- STATED EXERCISE
Pictures should be excluded; otherwise, copy every entry exactly.

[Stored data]
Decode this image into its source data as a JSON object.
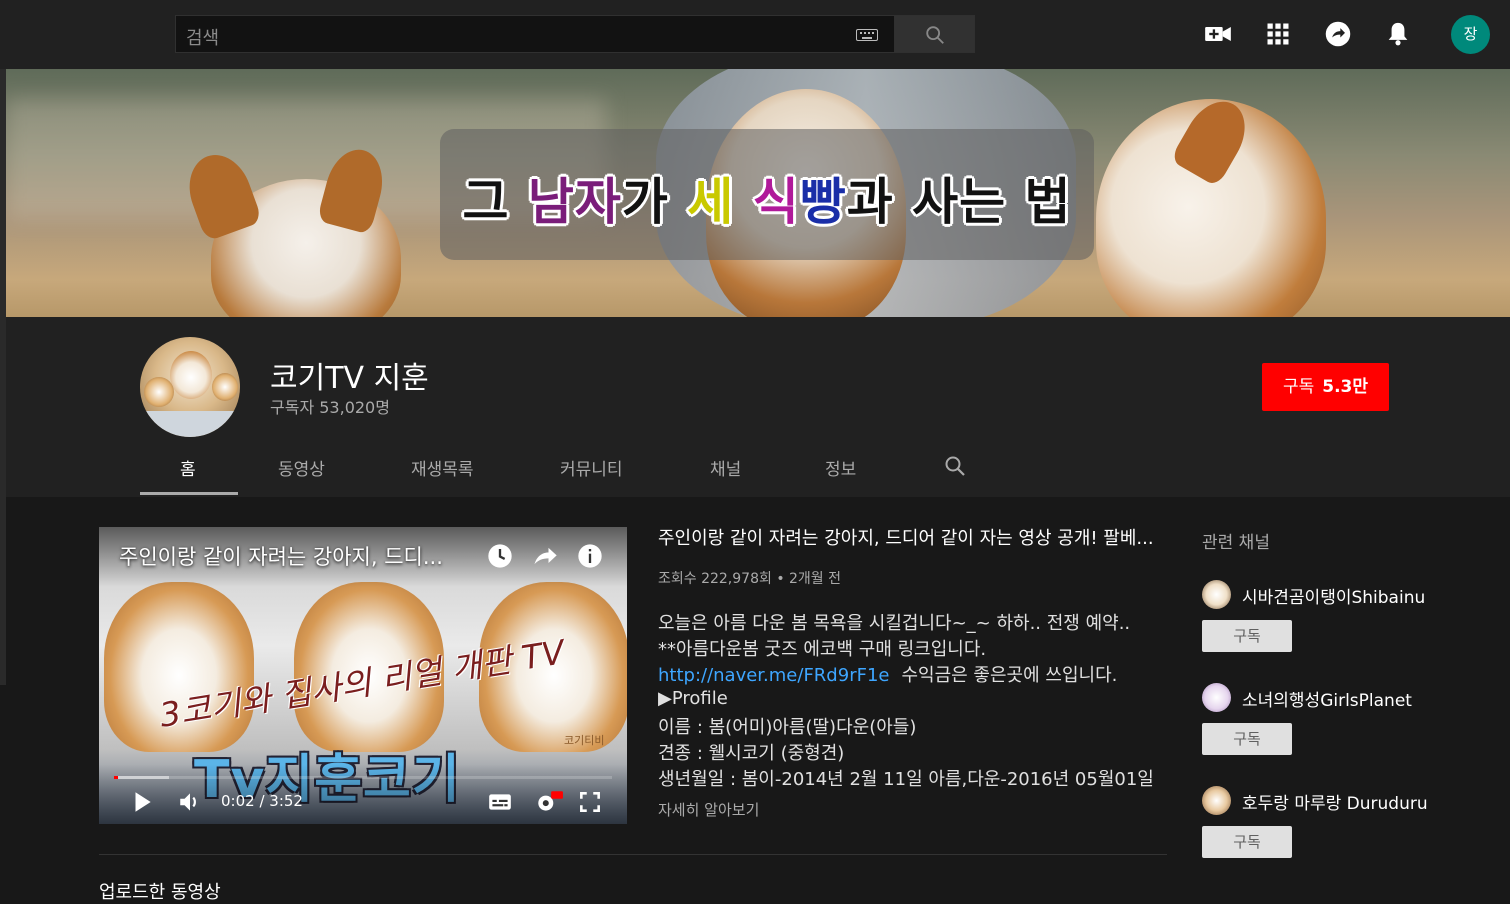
{
  "search": {
    "placeholder": "검색"
  },
  "user": {
    "avatar_letter": "장",
    "avatar_color": "#00897b"
  },
  "banner": {
    "title_parts": [
      "그 ",
      "남자",
      "가 ",
      "세",
      " ",
      "식",
      "빵",
      "과 사는 법"
    ]
  },
  "channel": {
    "name": "코기TV 지훈",
    "subscribers": "구독자 53,020명",
    "subscribe_label": "구독",
    "subscribe_count": "5.3만"
  },
  "tabs": [
    "홈",
    "동영상",
    "재생목록",
    "커뮤니티",
    "채널",
    "정보"
  ],
  "featured": {
    "player_title": "주인이랑 같이 자려는 강아지, 드디...",
    "overlay_text": "3코기와 집사의 리얼 개판 TV",
    "brand_text": "Tv지훈코기",
    "watermark": "코기티비",
    "time": "0:02 / 3:52",
    "progress_fraction": 0.009,
    "buffer_fraction": 0.11,
    "title": "주인이랑 같이 자려는 강아지, 드디어 같이 자는 영상 공개! 팔베...",
    "meta": "조회수 222,978회 • 2개월 전",
    "desc_line1": "오늘은 아름 다운 봄 목욕을 시킬겁니다~_~ 하하.. 전쟁 예약..",
    "desc_line2": "**아름다운봄 굿즈 에코백 구매 링크입니다.",
    "desc_link": "http://naver.me/FRd9rF1e",
    "desc_link_suffix": "수익금은 좋은곳에 쓰입니다.",
    "desc_line4": "▶Profile",
    "desc_line5": "이름 : 봄(어미)아름(딸)다운(아들)",
    "desc_line6": "견종 : 웰시코기 (중형견)",
    "desc_line7": "생년월일 : 봄이-2014년 2월 11일 아름,다운-2016년 05월01일",
    "more": "자세히 알아보기"
  },
  "next_section_title": "업로드한 동영상",
  "related": {
    "heading": "관련 채널",
    "channels": [
      {
        "name": "시바견곰이탱이Shibainu",
        "button": "구독"
      },
      {
        "name": "소녀의행성GirlsPlanet",
        "button": "구독"
      },
      {
        "name": "호두랑 마루랑 Duruduru",
        "button": "구독"
      }
    ]
  },
  "colors": {
    "accent_red": "#ff0000",
    "link": "#3ea6ff",
    "bg": "#181818",
    "header_bg": "#212121"
  }
}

- FULL OUTPUT
Decode this image into its source data as a JSON object.
{
  "search": {
    "placeholder": "검색"
  },
  "user": {
    "avatar_letter": "장",
    "avatar_color": "#00897b"
  },
  "banner": {
    "title_parts": [
      "그 ",
      "남자",
      "가 ",
      "세",
      " ",
      "식",
      "빵",
      "과 사는 법"
    ]
  },
  "channel": {
    "name": "코기TV 지훈",
    "subscribers": "구독자 53,020명",
    "subscribe_label": "구독",
    "subscribe_count": "5.3만"
  },
  "tabs": [
    "홈",
    "동영상",
    "재생목록",
    "커뮤니티",
    "채널",
    "정보"
  ],
  "featured": {
    "player_title": "주인이랑 같이 자려는 강아지, 드디...",
    "overlay_text": "3코기와 집사의 리얼 개판 TV",
    "brand_text": "Tv지훈코기",
    "watermark": "코기티비",
    "time": "0:02 / 3:52",
    "progress_fraction": 0.009,
    "buffer_fraction": 0.11,
    "title": "주인이랑 같이 자려는 강아지, 드디어 같이 자는 영상 공개! 팔베...",
    "meta": "조회수 222,978회 • 2개월 전",
    "desc_line1": "오늘은 아름 다운 봄 목욕을 시킬겁니다~_~ 하하.. 전쟁 예약..",
    "desc_line2": "**아름다운봄 굿즈 에코백 구매 링크입니다.",
    "desc_link": "http://naver.me/FRd9rF1e",
    "desc_link_suffix": "수익금은 좋은곳에 쓰입니다.",
    "desc_line4": "▶Profile",
    "desc_line5": "이름 : 봄(어미)아름(딸)다운(아들)",
    "desc_line6": "견종 : 웰시코기 (중형견)",
    "desc_line7": "생년월일 : 봄이-2014년 2월 11일 아름,다운-2016년 05월01일",
    "more": "자세히 알아보기"
  },
  "next_section_title": "업로드한 동영상",
  "related": {
    "heading": "관련 채널",
    "channels": [
      {
        "name": "시바견곰이탱이Shibainu",
        "button": "구독"
      },
      {
        "name": "소녀의행성GirlsPlanet",
        "button": "구독"
      },
      {
        "name": "호두랑 마루랑 Duruduru",
        "button": "구독"
      }
    ]
  },
  "colors": {
    "accent_red": "#ff0000",
    "link": "#3ea6ff",
    "bg": "#181818",
    "header_bg": "#212121"
  }
}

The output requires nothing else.